=== Dataset entries ===
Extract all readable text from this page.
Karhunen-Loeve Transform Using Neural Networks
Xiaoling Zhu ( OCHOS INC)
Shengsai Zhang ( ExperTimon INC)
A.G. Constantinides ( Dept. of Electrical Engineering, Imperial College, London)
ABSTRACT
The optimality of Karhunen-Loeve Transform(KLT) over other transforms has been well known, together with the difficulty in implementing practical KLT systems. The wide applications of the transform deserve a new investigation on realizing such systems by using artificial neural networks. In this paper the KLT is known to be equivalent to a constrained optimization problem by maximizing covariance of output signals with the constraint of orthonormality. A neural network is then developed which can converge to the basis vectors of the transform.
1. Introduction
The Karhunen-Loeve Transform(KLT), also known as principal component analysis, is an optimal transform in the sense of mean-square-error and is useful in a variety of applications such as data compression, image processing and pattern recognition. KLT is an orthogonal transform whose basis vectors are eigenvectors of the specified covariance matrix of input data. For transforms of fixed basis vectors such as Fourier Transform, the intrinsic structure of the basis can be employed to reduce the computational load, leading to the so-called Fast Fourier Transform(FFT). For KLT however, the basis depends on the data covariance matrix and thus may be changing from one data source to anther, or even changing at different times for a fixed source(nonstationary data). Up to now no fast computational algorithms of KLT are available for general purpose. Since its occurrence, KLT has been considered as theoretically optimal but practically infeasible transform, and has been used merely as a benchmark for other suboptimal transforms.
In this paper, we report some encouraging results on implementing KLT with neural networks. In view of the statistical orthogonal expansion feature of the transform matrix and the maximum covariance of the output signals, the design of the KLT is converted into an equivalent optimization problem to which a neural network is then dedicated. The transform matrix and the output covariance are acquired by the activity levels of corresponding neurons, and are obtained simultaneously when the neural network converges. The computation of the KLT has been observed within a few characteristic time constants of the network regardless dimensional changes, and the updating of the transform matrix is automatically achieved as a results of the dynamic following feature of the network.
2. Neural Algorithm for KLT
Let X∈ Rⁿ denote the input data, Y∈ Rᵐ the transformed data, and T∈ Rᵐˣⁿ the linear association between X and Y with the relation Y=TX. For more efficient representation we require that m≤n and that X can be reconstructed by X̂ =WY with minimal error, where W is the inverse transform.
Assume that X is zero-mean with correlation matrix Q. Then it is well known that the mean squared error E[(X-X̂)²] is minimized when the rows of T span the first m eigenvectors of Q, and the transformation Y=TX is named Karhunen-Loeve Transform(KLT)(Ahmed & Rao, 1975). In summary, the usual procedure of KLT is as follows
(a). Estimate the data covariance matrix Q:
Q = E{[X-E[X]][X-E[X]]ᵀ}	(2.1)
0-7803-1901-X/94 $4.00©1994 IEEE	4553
===
Would you restate each of the entries word for word?

Extract all readable text from this page.
Karhunen-Loeve Transform Using Neural Networks
Xiaoling Zhu ( OCHOS INC)
Shengsai Zhang ( ExperTimon INC)
A.G. Constantinides ( Dept. of Electrical Engineering, Imperial College, London)
ABSTRACT
The optimality of Karhunen-Loeve Transform(KLT) over other transforms has been well known, together with the difficulty in implementing practical KLT systems. The wide applications of the transform deserve a new investigation on realizing such systems by using artificial neural networks. In this paper the KLT is known to be equivalent to a constrained optimization problem by maximizing covariance of output signals with the constraint of orthonormality. A neural network is then developed which can converge to the basis vectors of the transform.
1. Introduction
The Karhunen-Loeve Transform(KLT), also known as principal component analysis, is an optimal transform in the sense of mean-square-error and is useful in a variety of applications such as data compression, image processing and pattern recognition. KLT is an orthogonal transform whose basis vectors are eigenvectors of the specified covariance matrix of input data. For transforms of fixed basis vectors such as Fourier Transform, the intrinsic structure of the basis can be employed to reduce the computational load, leading to the so-called Fast Fourier Transform(FFT). For KLT however, the basis depends on the data covariance matrix and thus may be changing from one data source to anther, or even changing at different times for a fixed source(nonstationary data). Up to now no fast computational algorithms of KLT are available for general purpose. Since its occurrence, KLT has been considered as theoretically optimal but practically infeasible transform, and has been used merely as a benchmark for other suboptimal transforms.
In this paper, we report some encouraging results on implementing KLT with neural networks. In view of the statistical orthogonal expansion feature of the transform matrix and the maximum covariance of the output signals, the design of the KLT is converted into an equivalent optimization problem to which a neural network is then dedicated. The transform matrix and the output covariance are acquired by the activity levels of corresponding neurons, and are obtained simultaneously when the neural network converges. The computation of the KLT has been observed within a few characteristic time constants of the network regardless dimensional changes, and the updating of the transform matrix is automatically achieved as a results of the dynamic following feature of the network.
2. Neural Algorithm for KLT
Let X∈ Rⁿ denote the input data, Y∈ Rᵐ the transformed data, and T∈ Rᵐˣⁿ the linear association between X and Y with the relation Y=TX. For more efficient representation we require that m≤n and that X can be reconstructed by X̂ =WY with minimal error, where W is the inverse transform.
Assume that X is zero-mean with correlation matrix Q. Then it is well known that the mean squared error E[(X-X̂)²] is minimized when the rows of T span the first m eigenvectors of Q, and the transformation Y=TX is named Karhunen-Loeve Transform(KLT)(Ahmed & Rao, 1975). In summary, the usual procedure of KLT is as follows
(a). Estimate the data covariance matrix Q:
Q = E{[X-E[X]][X-E[X]]ᵀ}	(2.1)
0-7803-1901-X/94 $4.00©1994 IEEE	4553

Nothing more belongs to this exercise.